* SHORT PROBLEM: Every line below that holds the string "требованиям" should be copied out.

Collected data:
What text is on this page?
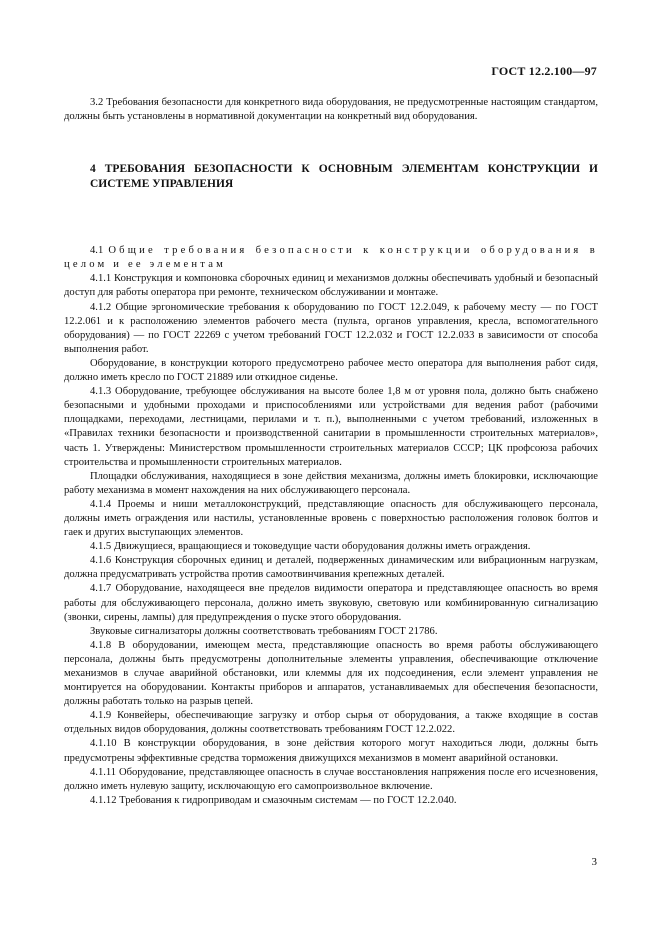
ГОСТ 12.2.100—97

3.2 Требования безопасности для конкретного вида оборудования, не предусмотренные настоящим стандартом, должны быть установлены в нормативной документации на конкретный вид оборудования.

4 ТРЕБОВАНИЯ БЕЗОПАСНОСТИ К ОСНОВНЫМ ЭЛЕМЕНТАМ КОНСТРУКЦИИ И СИСТЕМЕ УПРАВЛЕНИЯ

4.1 Общие требования безопасности к конструкции оборудования в целом и ее элементам

4.1.1 Конструкция и компоновка сборочных единиц и механизмов должны обеспечивать удобный и безопасный доступ для работы оператора при ремонте, техническом обслуживании и монтаже.

4.1.2 Общие эргономические требования к оборудованию по ГОСТ 12.2.049, к рабочему месту — по ГОСТ 12.2.061 и к расположению элементов рабочего места (пульта, органов управления, кресла, вспомогательного оборудования) — по ГОСТ 22269 с учетом требований ГОСТ 12.2.032 и ГОСТ 12.2.033 в зависимости от способа выполнения работ.

Оборудование, в конструкции которого предусмотрено рабочее место оператора для выполнения работ сидя, должно иметь кресло по ГОСТ 21889 или откидное сиденье.

4.1.3 Оборудование, требующее обслуживания на высоте более 1,8 м от уровня пола, должно быть снабжено безопасными и удобными проходами и приспособлениями или устройствами для ведения работ (рабочими площадками, переходами, лестницами, перилами и т. п.), выполненными с учетом требований, изложенных в «Правилах техники безопасности и производственной санитарии в промышленности строительных материалов», часть 1. Утверждены: Министерством промышленности строительных материалов СССР; ЦК профсоюза рабочих строительства и промышленности строительных материалов.

Площадки обслуживания, находящиеся в зоне действия механизма, должны иметь блокировки, исключающие работу механизма в момент нахождения на них обслуживающего персонала.

4.1.4 Проемы и ниши металлоконструкций, представляющие опасность для обслуживающего персонала, должны иметь ограждения или настилы, установленные вровень с поверхностью расположения головок болтов и гаек и других выступающих элементов.

4.1.5 Движущиеся, вращающиеся и токоведущие части оборудования должны иметь ограждения.

4.1.6 Конструкция сборочных единиц и деталей, подверженных динамическим или вибрационным нагрузкам, должна предусматривать устройства против самоотвинчивания крепежных деталей.

4.1.7 Оборудование, находящееся вне пределов видимости оператора и представляющее опасность во время работы для обслуживающего персонала, должно иметь звуковую, световую или комбинированную сигнализацию (звонки, сирены, лампы) для предупреждения о пуске этого оборудования.

Звуковые сигнализаторы должны соответствовать требованиям ГОСТ 21786.

4.1.8 В оборудовании, имеющем места, представляющие опасность во время работы обслуживающего персонала, должны быть предусмотрены дополнительные элементы управления, обеспечивающие отключение механизмов в случае аварийной обстановки, или клеммы для их подсоединения, если элемент управления не монтируется на оборудовании. Контакты приборов и аппаратов, устанавливаемых для обеспечения безопасности, должны работать только на разрыв цепей.

4.1.9 Конвейеры, обеспечивающие загрузку и отбор сырья от оборудования, а также входящие в состав отдельных видов оборудования, должны соответствовать требованиям ГОСТ 12.2.022.

4.1.10 В конструкции оборудования, в зоне действия которого могут находиться люди, должны быть предусмотрены эффективные средства торможения движущихся механизмов в момент аварийной остановки.

4.1.11 Оборудование, представляющее опасность в случае восстановления напряжения после его исчезновения, должно иметь нулевую защиту, исключающую его самопроизвольное включение.

4.1.12 Требования к гидроприводам и смазочным системам — по ГОСТ 12.2.040.

3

* SOLUTION TO THIS TASK:
Звуковые сигнализаторы должны соответствовать требованиям ГОСТ 21786.
4.1.9 Конвейеры, обеспечивающие загрузку и отбор сырья от оборудования, а также входящие в состав отдельных видов оборудования, должны соответствовать требованиям ГОСТ 12.2.022.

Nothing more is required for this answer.